### Instruction
Which lines hold the string "arkivering"? Copy every one of them.

### Data to use
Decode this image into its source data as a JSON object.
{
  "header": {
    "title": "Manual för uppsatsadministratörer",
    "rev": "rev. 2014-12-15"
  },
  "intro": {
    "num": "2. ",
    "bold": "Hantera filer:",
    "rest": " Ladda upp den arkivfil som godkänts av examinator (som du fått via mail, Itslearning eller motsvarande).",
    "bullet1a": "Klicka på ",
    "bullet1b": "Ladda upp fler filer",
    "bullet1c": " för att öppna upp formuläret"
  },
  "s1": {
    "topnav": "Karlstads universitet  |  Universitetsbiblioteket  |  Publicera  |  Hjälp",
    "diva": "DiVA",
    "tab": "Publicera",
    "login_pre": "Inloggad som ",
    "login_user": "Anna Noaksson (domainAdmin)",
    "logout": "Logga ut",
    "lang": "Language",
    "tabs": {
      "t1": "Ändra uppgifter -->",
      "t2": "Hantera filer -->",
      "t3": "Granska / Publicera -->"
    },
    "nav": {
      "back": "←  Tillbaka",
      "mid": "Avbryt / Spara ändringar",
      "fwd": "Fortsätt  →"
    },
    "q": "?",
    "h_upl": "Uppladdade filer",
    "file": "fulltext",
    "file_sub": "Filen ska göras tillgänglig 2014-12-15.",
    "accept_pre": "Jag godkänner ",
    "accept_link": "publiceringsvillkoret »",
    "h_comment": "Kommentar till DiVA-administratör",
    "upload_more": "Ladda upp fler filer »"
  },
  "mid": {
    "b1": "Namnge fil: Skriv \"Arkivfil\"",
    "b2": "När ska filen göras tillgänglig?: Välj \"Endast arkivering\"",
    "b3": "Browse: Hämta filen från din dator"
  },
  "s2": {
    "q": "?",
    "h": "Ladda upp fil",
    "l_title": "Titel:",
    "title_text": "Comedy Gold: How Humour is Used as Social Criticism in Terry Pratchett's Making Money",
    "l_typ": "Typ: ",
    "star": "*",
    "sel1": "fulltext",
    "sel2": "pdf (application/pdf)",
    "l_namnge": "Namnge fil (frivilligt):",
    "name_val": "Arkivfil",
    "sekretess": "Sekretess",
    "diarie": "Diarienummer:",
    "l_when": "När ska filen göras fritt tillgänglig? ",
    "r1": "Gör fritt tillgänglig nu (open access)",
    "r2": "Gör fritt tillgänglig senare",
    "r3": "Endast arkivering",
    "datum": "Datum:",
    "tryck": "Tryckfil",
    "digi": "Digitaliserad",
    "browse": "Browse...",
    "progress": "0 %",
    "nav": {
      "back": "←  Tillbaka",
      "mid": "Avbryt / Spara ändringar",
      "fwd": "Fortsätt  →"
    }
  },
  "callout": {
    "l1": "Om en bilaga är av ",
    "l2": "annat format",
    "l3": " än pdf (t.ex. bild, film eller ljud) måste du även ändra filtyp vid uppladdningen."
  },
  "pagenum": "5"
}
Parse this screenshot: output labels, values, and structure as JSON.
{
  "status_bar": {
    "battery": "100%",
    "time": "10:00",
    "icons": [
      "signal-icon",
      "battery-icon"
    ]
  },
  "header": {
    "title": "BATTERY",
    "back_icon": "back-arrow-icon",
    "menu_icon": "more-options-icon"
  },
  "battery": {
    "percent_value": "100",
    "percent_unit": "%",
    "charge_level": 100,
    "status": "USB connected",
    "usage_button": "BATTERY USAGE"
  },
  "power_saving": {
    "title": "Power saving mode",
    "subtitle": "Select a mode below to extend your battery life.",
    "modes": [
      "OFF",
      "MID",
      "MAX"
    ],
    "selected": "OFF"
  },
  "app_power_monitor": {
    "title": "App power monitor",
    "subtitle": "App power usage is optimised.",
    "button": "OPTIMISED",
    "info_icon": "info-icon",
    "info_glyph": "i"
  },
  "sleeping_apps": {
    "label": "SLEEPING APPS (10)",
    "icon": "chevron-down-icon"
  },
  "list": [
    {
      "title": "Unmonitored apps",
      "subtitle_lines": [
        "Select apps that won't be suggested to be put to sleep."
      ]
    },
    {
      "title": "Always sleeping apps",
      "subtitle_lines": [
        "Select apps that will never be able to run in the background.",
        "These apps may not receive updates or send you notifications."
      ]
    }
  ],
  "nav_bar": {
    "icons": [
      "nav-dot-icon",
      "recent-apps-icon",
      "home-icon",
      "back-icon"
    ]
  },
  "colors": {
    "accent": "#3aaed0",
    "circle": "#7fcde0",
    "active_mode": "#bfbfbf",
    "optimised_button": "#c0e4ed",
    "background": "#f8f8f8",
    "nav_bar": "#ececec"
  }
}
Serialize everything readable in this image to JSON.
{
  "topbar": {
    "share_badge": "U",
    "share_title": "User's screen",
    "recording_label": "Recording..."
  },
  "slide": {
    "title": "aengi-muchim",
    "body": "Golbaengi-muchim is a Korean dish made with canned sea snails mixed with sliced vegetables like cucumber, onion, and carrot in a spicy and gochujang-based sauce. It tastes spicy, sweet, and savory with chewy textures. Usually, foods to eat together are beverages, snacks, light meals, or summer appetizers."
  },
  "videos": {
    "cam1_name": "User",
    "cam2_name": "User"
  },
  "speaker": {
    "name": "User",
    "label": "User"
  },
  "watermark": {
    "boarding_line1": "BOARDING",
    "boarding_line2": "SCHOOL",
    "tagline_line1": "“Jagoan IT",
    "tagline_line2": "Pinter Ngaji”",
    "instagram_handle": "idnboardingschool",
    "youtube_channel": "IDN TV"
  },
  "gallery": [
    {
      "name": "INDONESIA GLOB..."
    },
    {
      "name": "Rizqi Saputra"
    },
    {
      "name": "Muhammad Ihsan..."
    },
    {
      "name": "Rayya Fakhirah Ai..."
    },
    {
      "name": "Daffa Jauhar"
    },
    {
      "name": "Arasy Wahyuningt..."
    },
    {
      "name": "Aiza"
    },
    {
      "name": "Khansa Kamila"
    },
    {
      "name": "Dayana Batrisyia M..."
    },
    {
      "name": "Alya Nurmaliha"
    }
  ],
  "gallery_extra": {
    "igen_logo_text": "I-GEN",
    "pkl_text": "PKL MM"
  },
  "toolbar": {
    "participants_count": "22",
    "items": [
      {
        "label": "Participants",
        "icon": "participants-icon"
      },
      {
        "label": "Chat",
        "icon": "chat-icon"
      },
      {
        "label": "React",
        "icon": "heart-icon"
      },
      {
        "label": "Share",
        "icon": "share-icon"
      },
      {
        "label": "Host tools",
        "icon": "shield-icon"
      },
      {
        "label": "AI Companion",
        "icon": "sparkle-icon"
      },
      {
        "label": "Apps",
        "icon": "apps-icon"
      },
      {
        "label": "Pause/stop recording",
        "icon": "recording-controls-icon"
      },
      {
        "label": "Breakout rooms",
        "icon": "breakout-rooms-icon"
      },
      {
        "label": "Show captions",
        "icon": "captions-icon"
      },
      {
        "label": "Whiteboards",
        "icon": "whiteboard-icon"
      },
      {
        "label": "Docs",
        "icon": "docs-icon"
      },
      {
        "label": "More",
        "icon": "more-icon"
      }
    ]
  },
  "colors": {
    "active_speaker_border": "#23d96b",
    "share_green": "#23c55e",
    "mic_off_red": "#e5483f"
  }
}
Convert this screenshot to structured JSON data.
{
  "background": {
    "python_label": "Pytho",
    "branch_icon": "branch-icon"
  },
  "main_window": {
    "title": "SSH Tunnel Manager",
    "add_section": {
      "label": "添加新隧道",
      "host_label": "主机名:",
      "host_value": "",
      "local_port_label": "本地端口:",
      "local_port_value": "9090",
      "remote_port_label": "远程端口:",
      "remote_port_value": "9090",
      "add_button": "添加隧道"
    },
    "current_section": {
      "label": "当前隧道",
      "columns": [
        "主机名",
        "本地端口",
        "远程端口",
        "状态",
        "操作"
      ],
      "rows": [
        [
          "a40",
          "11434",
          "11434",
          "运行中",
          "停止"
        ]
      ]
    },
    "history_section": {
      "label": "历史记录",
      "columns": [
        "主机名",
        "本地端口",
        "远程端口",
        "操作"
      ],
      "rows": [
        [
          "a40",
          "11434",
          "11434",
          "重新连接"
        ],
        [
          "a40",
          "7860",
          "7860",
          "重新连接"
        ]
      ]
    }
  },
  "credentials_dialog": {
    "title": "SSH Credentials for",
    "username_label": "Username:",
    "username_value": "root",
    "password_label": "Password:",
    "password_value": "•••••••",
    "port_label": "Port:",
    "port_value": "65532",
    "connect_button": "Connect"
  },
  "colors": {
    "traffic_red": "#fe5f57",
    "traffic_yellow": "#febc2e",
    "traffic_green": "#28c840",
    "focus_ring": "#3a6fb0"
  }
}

### Answer to this exercise
    "b2": "När ska filen göras tillgänglig?: Välj \"Endast arkivering\"",
    "r3": "Endast arkivering",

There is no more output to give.